→ **WORK TO COMPLETE**
Print every line below word for word, omitting the picture.

═════ RECORDS SUPPLIED

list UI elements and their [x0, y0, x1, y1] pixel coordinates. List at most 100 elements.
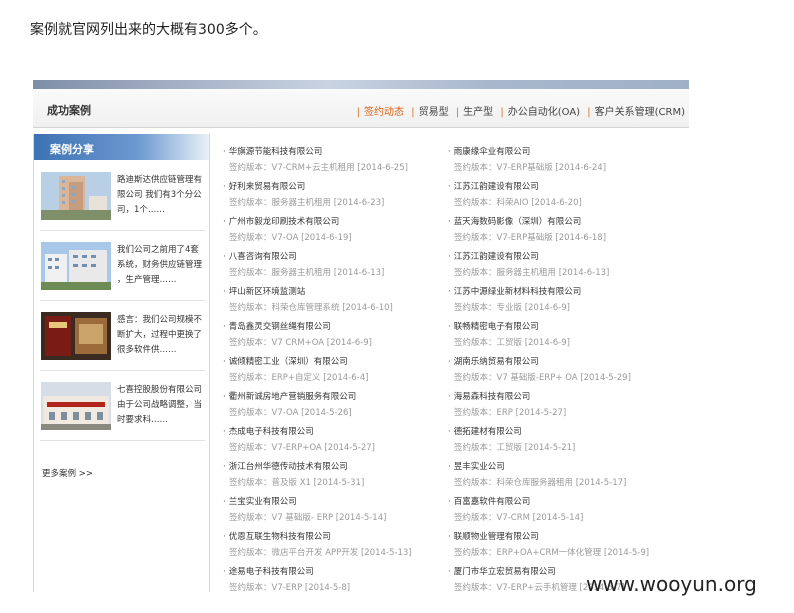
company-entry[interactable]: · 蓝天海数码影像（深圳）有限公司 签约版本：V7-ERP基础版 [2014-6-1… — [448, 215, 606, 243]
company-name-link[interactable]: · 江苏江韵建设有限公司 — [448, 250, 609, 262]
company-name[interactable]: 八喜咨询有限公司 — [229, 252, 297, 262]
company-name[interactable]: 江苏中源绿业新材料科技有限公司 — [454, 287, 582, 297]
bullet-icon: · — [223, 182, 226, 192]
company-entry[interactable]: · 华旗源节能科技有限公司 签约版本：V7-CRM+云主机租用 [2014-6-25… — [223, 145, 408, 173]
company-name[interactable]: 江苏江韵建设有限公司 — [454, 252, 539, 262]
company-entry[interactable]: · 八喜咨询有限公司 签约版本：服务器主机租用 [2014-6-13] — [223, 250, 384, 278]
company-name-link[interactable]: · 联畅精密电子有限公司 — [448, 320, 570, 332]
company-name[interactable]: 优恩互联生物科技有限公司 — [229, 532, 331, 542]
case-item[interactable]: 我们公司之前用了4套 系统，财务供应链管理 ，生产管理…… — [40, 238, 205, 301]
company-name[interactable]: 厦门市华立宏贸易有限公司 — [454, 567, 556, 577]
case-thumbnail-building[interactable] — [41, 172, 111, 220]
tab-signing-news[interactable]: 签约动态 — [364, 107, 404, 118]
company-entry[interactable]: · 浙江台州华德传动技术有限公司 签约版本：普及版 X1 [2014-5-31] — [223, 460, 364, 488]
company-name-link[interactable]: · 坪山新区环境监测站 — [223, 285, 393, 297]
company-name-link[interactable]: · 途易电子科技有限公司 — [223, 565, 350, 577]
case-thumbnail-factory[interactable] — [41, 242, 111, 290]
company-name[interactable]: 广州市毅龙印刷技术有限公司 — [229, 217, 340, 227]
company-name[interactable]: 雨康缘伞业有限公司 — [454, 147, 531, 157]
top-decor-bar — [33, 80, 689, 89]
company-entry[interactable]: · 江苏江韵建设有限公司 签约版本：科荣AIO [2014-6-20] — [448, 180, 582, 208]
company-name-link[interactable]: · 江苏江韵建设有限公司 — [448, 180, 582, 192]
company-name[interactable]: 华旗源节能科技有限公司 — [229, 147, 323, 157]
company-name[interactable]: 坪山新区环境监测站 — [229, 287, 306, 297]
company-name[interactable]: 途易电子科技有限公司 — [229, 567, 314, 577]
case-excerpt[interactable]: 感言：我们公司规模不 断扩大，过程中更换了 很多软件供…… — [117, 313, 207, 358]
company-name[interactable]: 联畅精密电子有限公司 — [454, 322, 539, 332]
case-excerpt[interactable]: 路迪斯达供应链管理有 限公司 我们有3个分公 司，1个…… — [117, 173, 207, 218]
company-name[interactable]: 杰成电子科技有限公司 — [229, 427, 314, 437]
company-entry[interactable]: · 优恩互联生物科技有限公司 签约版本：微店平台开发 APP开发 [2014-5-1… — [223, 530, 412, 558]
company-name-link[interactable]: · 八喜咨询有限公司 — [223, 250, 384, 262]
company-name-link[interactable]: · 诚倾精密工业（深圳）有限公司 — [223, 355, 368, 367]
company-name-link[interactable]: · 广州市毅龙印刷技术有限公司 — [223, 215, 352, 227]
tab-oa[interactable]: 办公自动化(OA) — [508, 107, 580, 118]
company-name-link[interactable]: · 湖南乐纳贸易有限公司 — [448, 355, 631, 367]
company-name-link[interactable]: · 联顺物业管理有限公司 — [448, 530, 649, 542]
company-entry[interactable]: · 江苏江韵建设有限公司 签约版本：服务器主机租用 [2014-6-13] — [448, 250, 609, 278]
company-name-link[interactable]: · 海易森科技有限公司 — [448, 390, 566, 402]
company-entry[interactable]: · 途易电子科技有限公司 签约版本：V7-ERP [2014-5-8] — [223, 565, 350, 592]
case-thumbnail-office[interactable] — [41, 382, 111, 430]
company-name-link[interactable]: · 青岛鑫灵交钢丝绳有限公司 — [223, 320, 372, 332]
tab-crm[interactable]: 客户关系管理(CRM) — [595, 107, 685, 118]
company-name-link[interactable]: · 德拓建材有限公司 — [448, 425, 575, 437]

══════════

→ **FINISHED EXERCISE**
list UI elements and their [x0, y0, x1, y1] pixel coordinates. List at most 100 elements.
company-entry[interactable]: · 蓝天海数码影像（深圳）有限公司 签约版本：V7-ERP基础版 [2014-6-1… — [448, 215, 606, 243]
company-name-link[interactable]: · 江苏江韵建设有限公司 — [448, 250, 609, 262]
company-name[interactable]: 八喜咨询有限公司 — [229, 252, 297, 262]
company-name[interactable]: 江苏中源绿业新材料科技有限公司 — [454, 287, 582, 297]
bullet-icon: · — [223, 182, 226, 192]
company-entry[interactable]: · 华旗源节能科技有限公司 签约版本：V7-CRM+云主机租用 [2014-6-25… — [223, 145, 408, 173]
company-name[interactable]: 江苏江韵建设有限公司 — [454, 252, 539, 262]
company-entry[interactable]: · 八喜咨询有限公司 签约版本：服务器主机租用 [2014-6-13] — [223, 250, 384, 278]
company-name-link[interactable]: · 联畅精密电子有限公司 — [448, 320, 570, 332]
company-name[interactable]: 优恩互联生物科技有限公司 — [229, 532, 331, 542]
case-item[interactable]: 我们公司之前用了4套 系统，财务供应链管理 ，生产管理…… — [40, 238, 205, 301]
company-name[interactable]: 厦门市华立宏贸易有限公司 — [454, 567, 556, 577]
case-thumbnail-building[interactable] — [41, 172, 111, 220]
tab-signing-news[interactable]: 签约动态 — [364, 107, 404, 118]
company-entry[interactable]: · 浙江台州华德传动技术有限公司 签约版本：普及版 X1 [2014-5-31] — [223, 460, 364, 488]
company-name-link[interactable]: · 坪山新区环境监测站 — [223, 285, 393, 297]
company-name-link[interactable]: · 途易电子科技有限公司 — [223, 565, 350, 577]
case-thumbnail-factory[interactable] — [41, 242, 111, 290]
company-name[interactable]: 广州市毅龙印刷技术有限公司 — [229, 217, 340, 227]
company-name[interactable]: 雨康缘伞业有限公司 — [454, 147, 531, 157]
top-decor-bar — [33, 80, 689, 89]
company-entry[interactable]: · 江苏江韵建设有限公司 签约版本：科荣AIO [2014-6-20] — [448, 180, 582, 208]
company-name-link[interactable]: · 江苏江韵建设有限公司 — [448, 180, 582, 192]
company-name[interactable]: 华旗源节能科技有限公司 — [229, 147, 323, 157]
company-name[interactable]: 坪山新区环境监测站 — [229, 287, 306, 297]
company-name[interactable]: 途易电子科技有限公司 — [229, 567, 314, 577]
case-excerpt[interactable]: 感言：我们公司规模不 断扩大，过程中更换了 很多软件供…… — [117, 313, 207, 358]
company-name[interactable]: 联畅精密电子有限公司 — [454, 322, 539, 332]
case-excerpt[interactable]: 路迪斯达供应链管理有 限公司 我们有3个分公 司，1个…… — [117, 173, 207, 218]
company-name[interactable]: 杰成电子科技有限公司 — [229, 427, 314, 437]
company-entry[interactable]: · 优恩互联生物科技有限公司 签约版本：微店平台开发 APP开发 [2014-5-1… — [223, 530, 412, 558]
company-name-link[interactable]: · 八喜咨询有限公司 — [223, 250, 384, 262]
company-name-link[interactable]: · 诚倾精密工业（深圳）有限公司 — [223, 355, 368, 367]
company-name-link[interactable]: · 广州市毅龙印刷技术有限公司 — [223, 215, 352, 227]
tab-oa[interactable]: 办公自动化(OA) — [508, 107, 580, 118]
company-name-link[interactable]: · 湖南乐纳贸易有限公司 — [448, 355, 631, 367]
company-name-link[interactable]: · 联顺物业管理有限公司 — [448, 530, 649, 542]
company-entry[interactable]: · 江苏江韵建设有限公司 签约版本：服务器主机租用 [2014-6-13] — [448, 250, 609, 278]
company-name-link[interactable]: · 海易森科技有限公司 — [448, 390, 566, 402]
company-entry[interactable]: · 途易电子科技有限公司 签约版本：V7-ERP [2014-5-8] — [223, 565, 350, 592]
case-thumbnail-office[interactable] — [41, 382, 111, 430]
company-name-link[interactable]: · 青岛鑫灵交钢丝绳有限公司 — [223, 320, 372, 332]
tab-crm[interactable]: 客户关系管理(CRM) — [595, 107, 685, 118]
company-name-link[interactable]: · 德拓建材有限公司 — [448, 425, 575, 437]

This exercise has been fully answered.